[START OF Page]
Want to bring vitality to your homilies?

Want to bring vitality to your homilies? January 25, 2013

Cardinal Daniel DiNardo of Galveston-Houston has some pointers.  He  delivered the annual Carl Peter Lecture on Preaching on January 13 at the Pontifical North American College, the U.S. bishops’ seminary in Rome.  Some highlights from CNS: 

In learning to preach, seminarians should look to the homilies of the fathers of the church, where they will discover how eloquence and humility lead to “beauty and delight,” said Cardinal Daniel N. DiNardo of Galveston-Houston.

“If we could get at least part of this demeanor in our preaching and homiletic activity,” the cardinal said, referring to a homily by St. Augustine, “the very energy of the Word of God will find a place in our lives of ministry and make our ministry a harmony of doxology and wisdom.”

The patristic homilies, like the best homilies given today, “seize the hour and time, the place and the tenor of a congregation, and bring the ever new Word of God to the situation at hand,” Cardinal DiNardo told the seminarians.
[END OF Page]
[START OF Given records]
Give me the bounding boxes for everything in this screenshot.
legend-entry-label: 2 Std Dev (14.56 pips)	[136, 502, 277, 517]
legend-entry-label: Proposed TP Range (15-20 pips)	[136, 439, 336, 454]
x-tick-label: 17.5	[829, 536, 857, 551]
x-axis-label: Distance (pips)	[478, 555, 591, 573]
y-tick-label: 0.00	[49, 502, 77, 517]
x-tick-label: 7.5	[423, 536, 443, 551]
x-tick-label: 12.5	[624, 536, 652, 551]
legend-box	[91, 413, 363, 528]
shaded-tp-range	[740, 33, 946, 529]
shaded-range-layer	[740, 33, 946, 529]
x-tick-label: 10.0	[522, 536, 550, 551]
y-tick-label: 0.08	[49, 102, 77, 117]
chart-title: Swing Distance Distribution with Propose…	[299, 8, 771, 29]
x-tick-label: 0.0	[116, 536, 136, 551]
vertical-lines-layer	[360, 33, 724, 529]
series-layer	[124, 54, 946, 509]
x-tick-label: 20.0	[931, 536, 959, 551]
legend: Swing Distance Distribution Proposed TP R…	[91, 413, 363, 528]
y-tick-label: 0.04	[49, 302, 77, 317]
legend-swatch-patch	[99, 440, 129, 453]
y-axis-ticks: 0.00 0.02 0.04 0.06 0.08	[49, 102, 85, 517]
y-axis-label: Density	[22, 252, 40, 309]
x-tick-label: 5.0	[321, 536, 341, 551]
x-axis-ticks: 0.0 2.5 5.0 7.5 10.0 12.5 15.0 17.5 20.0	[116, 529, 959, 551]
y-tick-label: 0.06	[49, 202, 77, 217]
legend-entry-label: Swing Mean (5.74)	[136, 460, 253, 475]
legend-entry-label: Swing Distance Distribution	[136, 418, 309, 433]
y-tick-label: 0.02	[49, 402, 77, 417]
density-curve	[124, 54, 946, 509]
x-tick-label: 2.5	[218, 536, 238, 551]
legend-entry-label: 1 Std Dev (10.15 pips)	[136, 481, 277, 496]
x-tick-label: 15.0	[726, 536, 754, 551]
[END OF Given records]
Task set ▸
1. Rewrite the passage of the homily article starting at "The patristic homilies, like" and ending at "told the seminarians.", replacing "congregation" with "parish".
2. Answer these questions using the homily article:
(a) At which institution did Cardinal DiNardo deliver the Carl Peter Lecture on Preaching?
(b) On what date was the lecture given?
(c) Whose homily did the cardinal refer to when speaking of "this demeanor"?
3. Carry the homily article forward from its last sentence.

Outputs ▸
1.
The patristic homilies, like the best homilies given today, “seize the hour and time, the place and the tenor of a parish, and bring the ever new Word of God to the situation at hand,” Cardinal DiNardo told the seminarians.

2.
(a) The Pontifical North American College, the U.S. bishops' seminary in Rome
(b) January 13
(c) St. Augustine's

3.
While the fathers of the church were accomplished theologians, preachers and orators, he said, readers can see how often they simplified “their style and vocabulary to fit the artless but beautiful form that the expression of Christian faith demanded,” especially when preaching to catechumens and to the uneducated.

Modern Catholic preachers also are called to ensure, like the fathers of the church, that their preaching is biblical, theological and sacramental, the cardinal said.

“It is God-talk,” he said, and “always leads to spiritual and moral discernment” and is concerned about bringing people into closer union with God.

Read it all.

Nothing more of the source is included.